OBJECTIVE – Show every line in the records below that contains the word "Learn".

PROVIDED RECORDS –
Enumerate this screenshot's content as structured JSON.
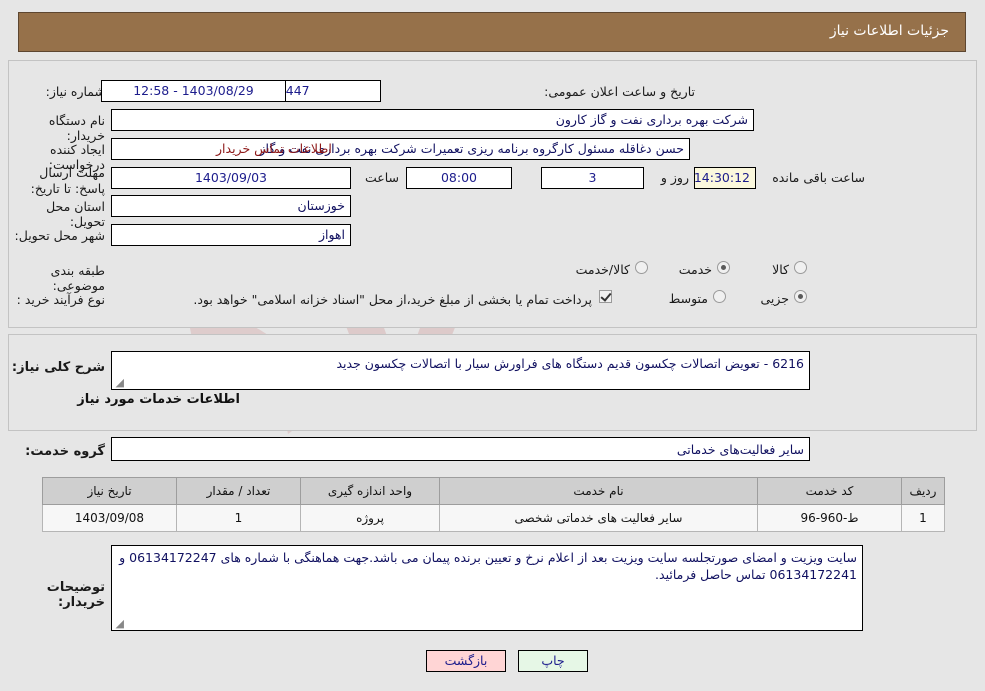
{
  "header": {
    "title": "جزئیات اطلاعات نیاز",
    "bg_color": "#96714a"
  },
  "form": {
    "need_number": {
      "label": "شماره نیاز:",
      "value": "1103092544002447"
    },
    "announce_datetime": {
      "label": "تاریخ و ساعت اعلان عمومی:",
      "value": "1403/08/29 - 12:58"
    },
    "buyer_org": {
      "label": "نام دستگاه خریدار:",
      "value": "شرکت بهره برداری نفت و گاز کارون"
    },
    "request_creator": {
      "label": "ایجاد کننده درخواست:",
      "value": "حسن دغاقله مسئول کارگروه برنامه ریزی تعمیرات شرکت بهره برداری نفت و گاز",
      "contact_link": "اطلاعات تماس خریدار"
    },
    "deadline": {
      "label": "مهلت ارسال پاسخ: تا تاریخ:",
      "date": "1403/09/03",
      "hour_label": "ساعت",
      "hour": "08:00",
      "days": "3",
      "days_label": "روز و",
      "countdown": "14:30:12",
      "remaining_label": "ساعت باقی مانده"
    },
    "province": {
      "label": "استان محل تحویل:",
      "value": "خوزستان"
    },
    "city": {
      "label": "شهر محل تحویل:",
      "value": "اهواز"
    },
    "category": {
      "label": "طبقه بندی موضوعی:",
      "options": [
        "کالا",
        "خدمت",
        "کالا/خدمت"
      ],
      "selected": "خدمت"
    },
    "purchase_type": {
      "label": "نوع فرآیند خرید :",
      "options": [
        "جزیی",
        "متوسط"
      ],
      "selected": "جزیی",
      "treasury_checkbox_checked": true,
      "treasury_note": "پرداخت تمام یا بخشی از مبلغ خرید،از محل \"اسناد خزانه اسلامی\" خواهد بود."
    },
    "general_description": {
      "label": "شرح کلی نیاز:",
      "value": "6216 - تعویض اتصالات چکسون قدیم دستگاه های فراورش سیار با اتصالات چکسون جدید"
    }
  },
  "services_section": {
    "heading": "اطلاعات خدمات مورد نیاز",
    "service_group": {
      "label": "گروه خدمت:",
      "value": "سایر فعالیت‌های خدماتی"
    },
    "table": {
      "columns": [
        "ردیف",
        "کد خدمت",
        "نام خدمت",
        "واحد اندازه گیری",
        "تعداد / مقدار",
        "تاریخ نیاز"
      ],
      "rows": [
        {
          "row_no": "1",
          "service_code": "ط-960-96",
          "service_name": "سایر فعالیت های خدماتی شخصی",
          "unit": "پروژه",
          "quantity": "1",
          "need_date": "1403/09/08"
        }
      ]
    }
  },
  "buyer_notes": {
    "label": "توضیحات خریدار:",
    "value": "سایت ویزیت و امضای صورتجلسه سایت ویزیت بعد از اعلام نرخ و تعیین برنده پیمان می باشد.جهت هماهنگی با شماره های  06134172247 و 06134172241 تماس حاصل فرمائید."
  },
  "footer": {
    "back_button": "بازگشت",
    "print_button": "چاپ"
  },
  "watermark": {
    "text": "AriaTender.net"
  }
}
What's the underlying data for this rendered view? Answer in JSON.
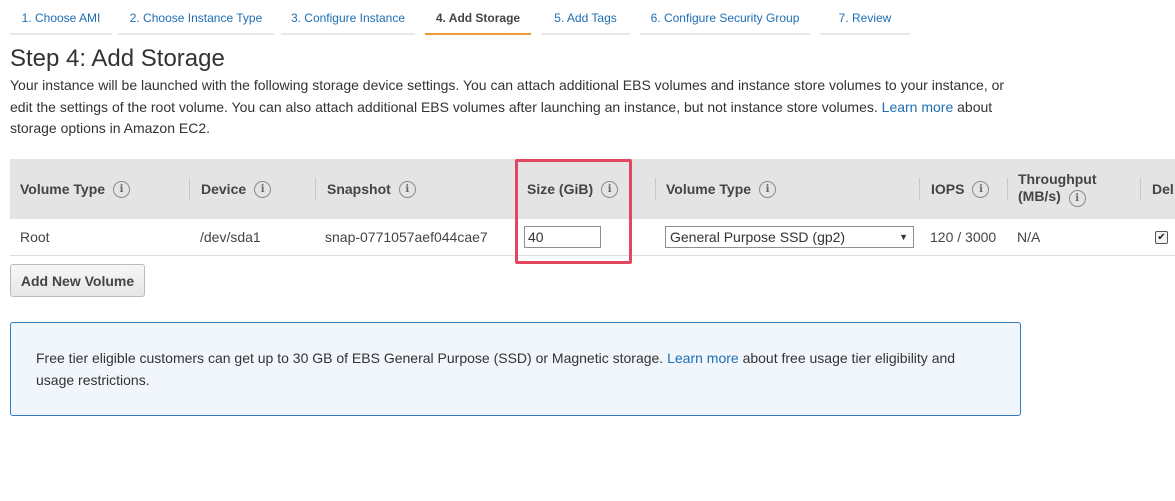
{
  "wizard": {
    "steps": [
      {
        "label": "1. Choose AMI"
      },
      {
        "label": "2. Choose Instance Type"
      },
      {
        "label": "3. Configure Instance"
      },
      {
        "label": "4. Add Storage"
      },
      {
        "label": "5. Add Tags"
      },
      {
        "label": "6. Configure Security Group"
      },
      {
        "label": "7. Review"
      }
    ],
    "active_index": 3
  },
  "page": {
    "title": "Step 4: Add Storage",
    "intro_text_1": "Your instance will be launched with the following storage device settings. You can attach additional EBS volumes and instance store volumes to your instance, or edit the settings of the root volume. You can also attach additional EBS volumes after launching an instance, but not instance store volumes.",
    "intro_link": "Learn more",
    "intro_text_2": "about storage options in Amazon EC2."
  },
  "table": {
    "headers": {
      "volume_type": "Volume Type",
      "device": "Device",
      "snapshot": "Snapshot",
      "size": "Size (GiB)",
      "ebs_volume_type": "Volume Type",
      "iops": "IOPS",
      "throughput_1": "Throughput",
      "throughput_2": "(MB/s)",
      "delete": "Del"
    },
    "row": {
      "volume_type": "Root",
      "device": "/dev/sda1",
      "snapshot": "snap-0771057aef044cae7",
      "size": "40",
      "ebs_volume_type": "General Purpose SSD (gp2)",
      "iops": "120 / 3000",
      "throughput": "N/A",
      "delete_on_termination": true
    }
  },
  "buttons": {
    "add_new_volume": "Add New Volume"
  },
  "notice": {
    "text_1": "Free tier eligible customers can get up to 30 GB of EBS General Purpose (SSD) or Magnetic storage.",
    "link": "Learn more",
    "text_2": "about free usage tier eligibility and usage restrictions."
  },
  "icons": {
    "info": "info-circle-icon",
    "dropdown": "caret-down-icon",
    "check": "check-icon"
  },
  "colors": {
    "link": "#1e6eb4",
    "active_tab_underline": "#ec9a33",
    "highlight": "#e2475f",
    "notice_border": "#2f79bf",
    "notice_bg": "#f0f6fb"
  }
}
--
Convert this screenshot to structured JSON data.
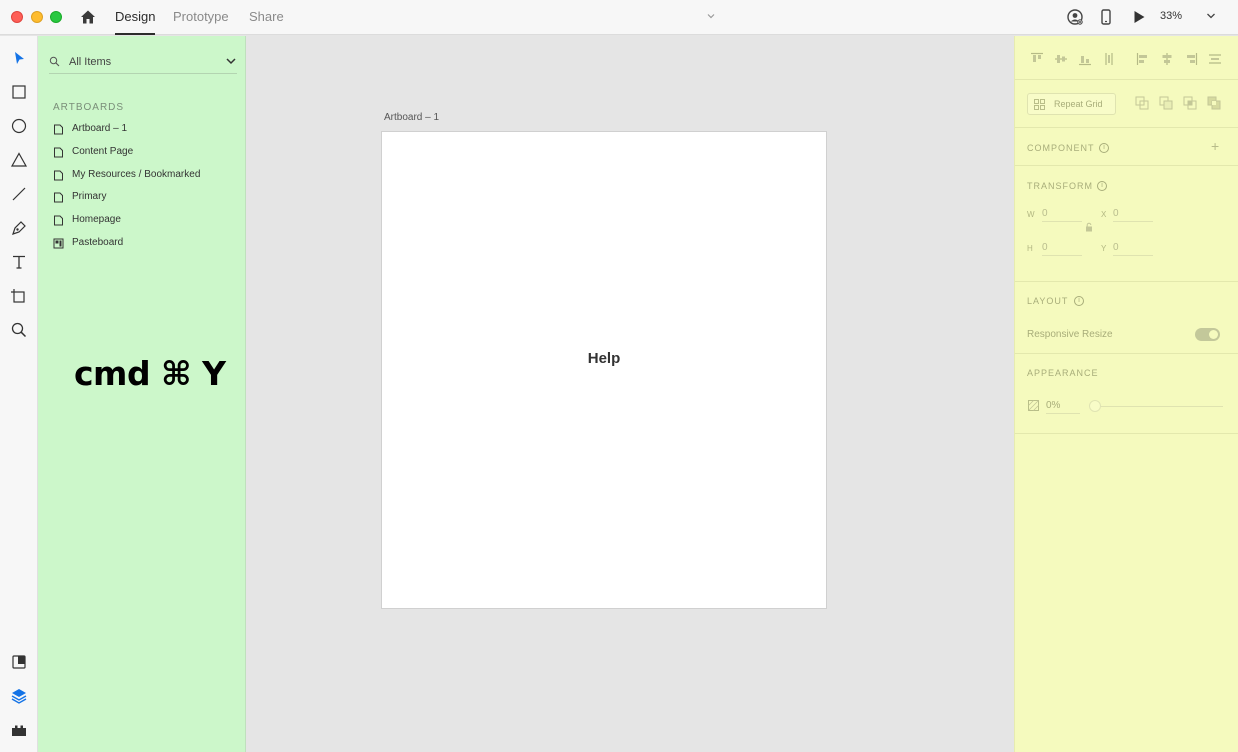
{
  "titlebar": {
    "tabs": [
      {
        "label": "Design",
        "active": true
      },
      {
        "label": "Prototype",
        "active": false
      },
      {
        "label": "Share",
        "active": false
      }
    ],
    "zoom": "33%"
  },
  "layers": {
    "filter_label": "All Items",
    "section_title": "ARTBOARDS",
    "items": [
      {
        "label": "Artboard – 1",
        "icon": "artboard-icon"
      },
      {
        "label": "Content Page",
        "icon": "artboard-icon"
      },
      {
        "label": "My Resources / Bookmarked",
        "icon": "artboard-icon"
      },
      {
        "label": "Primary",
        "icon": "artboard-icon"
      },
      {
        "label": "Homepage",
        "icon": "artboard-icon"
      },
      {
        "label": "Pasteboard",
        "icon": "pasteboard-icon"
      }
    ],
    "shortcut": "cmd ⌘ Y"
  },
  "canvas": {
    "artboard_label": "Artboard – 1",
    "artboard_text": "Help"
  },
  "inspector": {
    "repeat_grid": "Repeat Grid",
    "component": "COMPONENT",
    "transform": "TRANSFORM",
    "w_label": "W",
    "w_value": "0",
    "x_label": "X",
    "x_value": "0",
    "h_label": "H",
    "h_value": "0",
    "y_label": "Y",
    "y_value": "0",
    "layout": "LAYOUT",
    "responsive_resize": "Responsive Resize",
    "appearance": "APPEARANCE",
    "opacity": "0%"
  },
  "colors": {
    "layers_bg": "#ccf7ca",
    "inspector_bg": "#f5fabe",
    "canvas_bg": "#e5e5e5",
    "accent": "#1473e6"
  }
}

TASK ANSWER –
    "intro_link": "Learn more",
    "link": "Learn more",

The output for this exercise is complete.